#### [TASK GOAL]
What follows is a listing; restate every line of it word for word.

[Dataset entries on figures]
§

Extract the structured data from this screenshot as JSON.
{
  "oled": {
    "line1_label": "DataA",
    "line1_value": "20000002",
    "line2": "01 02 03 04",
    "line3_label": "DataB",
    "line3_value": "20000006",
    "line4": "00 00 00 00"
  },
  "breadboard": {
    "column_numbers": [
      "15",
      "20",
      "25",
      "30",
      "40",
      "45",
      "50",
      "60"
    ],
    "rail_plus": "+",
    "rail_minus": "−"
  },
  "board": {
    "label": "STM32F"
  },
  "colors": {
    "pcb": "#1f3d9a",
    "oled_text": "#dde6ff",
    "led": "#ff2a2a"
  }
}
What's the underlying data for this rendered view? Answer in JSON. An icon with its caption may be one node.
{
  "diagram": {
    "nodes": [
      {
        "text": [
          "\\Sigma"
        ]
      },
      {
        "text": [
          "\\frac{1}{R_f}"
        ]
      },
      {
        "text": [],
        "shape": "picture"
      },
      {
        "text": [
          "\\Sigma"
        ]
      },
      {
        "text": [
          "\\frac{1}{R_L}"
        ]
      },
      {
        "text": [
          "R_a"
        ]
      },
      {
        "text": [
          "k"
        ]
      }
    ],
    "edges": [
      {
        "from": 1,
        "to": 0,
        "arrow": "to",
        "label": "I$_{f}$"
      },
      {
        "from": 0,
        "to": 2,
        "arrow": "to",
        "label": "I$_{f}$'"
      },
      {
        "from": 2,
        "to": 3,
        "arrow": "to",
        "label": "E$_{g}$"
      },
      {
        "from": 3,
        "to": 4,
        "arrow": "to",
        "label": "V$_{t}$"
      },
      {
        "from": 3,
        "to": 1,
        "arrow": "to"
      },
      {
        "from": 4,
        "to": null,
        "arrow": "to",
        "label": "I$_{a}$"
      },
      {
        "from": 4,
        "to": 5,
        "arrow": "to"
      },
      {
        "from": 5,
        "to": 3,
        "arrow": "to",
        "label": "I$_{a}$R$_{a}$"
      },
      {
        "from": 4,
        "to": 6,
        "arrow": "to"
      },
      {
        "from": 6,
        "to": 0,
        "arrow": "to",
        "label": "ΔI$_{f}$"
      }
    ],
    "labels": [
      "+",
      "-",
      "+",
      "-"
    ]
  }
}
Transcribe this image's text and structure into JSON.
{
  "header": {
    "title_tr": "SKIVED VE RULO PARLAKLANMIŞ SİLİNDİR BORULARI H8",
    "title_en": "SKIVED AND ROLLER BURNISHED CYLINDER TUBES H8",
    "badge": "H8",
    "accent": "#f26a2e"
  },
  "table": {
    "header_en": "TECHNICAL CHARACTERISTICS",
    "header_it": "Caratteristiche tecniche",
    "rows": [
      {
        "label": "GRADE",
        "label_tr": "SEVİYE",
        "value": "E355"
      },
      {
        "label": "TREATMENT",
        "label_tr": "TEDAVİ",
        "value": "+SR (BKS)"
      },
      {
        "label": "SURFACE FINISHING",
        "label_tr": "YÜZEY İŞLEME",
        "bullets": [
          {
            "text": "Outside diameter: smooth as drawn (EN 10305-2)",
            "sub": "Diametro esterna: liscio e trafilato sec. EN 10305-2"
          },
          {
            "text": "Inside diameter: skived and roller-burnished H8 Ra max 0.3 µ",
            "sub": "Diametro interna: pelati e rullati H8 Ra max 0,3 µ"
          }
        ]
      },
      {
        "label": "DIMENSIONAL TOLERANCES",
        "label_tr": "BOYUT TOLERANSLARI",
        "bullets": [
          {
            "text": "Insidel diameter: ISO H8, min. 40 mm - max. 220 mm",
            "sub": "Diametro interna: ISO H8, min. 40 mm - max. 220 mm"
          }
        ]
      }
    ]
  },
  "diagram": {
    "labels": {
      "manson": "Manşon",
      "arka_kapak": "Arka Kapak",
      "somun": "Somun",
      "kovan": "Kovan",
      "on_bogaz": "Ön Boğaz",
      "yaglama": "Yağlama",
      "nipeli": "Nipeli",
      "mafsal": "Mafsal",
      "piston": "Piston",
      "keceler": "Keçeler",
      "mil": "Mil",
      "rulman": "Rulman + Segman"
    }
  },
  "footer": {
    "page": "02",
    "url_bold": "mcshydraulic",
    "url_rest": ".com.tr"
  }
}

§

#### [WRITTEN REPLY]
Extract the structured data from this screenshot as JSON.
{
  "oled": {
    "line1_label": "DataA",
    "line1_value": "20000002",
    "line2": "01 02 03 04",
    "line3_label": "DataB",
    "line3_value": "20000006",
    "line4": "00 00 00 00"
  },
  "breadboard": {
    "column_numbers": [
      "15",
      "20",
      "25",
      "30",
      "40",
      "45",
      "50",
      "60"
    ],
    "rail_plus": "+",
    "rail_minus": "−"
  },
  "board": {
    "label": "STM32F"
  },
  "colors": {
    "pcb": "#1f3d9a",
    "oled_text": "#dde6ff",
    "led": "#ff2a2a"
  }
}
What's the underlying data for this rendered view? Answer in JSON. An icon with its caption may be one node.
{
  "diagram": {
    "nodes": [
      {
        "text": [
          "\\Sigma"
        ]
      },
      {
        "text": [
          "\\frac{1}{R_f}"
        ]
      },
      {
        "text": [],
        "shape": "picture"
      },
      {
        "text": [
          "\\Sigma"
        ]
      },
      {
        "text": [
          "\\frac{1}{R_L}"
        ]
      },
      {
        "text": [
          "R_a"
        ]
      },
      {
        "text": [
          "k"
        ]
      }
    ],
    "edges": [
      {
        "from": 1,
        "to": 0,
        "arrow": "to",
        "label": "I$_{f}$"
      },
      {
        "from": 0,
        "to": 2,
        "arrow": "to",
        "label": "I$_{f}$'"
      },
      {
        "from": 2,
        "to": 3,
        "arrow": "to",
        "label": "E$_{g}$"
      },
      {
        "from": 3,
        "to": 4,
        "arrow": "to",
        "label": "V$_{t}$"
      },
      {
        "from": 3,
        "to": 1,
        "arrow": "to"
      },
      {
        "from": 4,
        "to": null,
        "arrow": "to",
        "label": "I$_{a}$"
      },
      {
        "from": 4,
        "to": 5,
        "arrow": "to"
      },
      {
        "from": 5,
        "to": 3,
        "arrow": "to",
        "label": "I$_{a}$R$_{a}$"
      },
      {
        "from": 4,
        "to": 6,
        "arrow": "to"
      },
      {
        "from": 6,
        "to": 0,
        "arrow": "to",
        "label": "ΔI$_{f}$"
      }
    ],
    "labels": [
      "+",
      "-",
      "+",
      "-"
    ]
  }
}
Transcribe this image's text and structure into JSON.
{
  "header": {
    "title_tr": "SKIVED VE RULO PARLAKLANMIŞ SİLİNDİR BORULARI H8",
    "title_en": "SKIVED AND ROLLER BURNISHED CYLINDER TUBES H8",
    "badge": "H8",
    "accent": "#f26a2e"
  },
  "table": {
    "header_en": "TECHNICAL CHARACTERISTICS",
    "header_it": "Caratteristiche tecniche",
    "rows": [
      {
        "label": "GRADE",
        "label_tr": "SEVİYE",
        "value": "E355"
      },
      {
        "label": "TREATMENT",
        "label_tr": "TEDAVİ",
        "value": "+SR (BKS)"
      },
      {
        "label": "SURFACE FINISHING",
        "label_tr": "YÜZEY İŞLEME",
        "bullets": [
          {
            "text": "Outside diameter: smooth as drawn (EN 10305-2)",
            "sub": "Diametro esterna: liscio e trafilato sec. EN 10305-2"
          },
          {
            "text": "Inside diameter: skived and roller-burnished H8 Ra max 0.3 µ",
            "sub": "Diametro interna: pelati e rullati H8 Ra max 0,3 µ"
          }
        ]
      },
      {
        "label": "DIMENSIONAL TOLERANCES",
        "label_tr": "BOYUT TOLERANSLARI",
        "bullets": [
          {
            "text": "Insidel diameter: ISO H8, min. 40 mm - max. 220 mm",
            "sub": "Diametro interna: ISO H8, min. 40 mm - max. 220 mm"
          }
        ]
      }
    ]
  },
  "diagram": {
    "labels": {
      "manson": "Manşon",
      "arka_kapak": "Arka Kapak",
      "somun": "Somun",
      "kovan": "Kovan",
      "on_bogaz": "Ön Boğaz",
      "yaglama": "Yağlama",
      "nipeli": "Nipeli",
      "mafsal": "Mafsal",
      "piston": "Piston",
      "keceler": "Keçeler",
      "mil": "Mil",
      "rulman": "Rulman + Segman"
    }
  },
  "footer": {
    "page": "02",
    "url_bold": "mcshydraulic",
    "url_rest": ".com.tr"
  }
}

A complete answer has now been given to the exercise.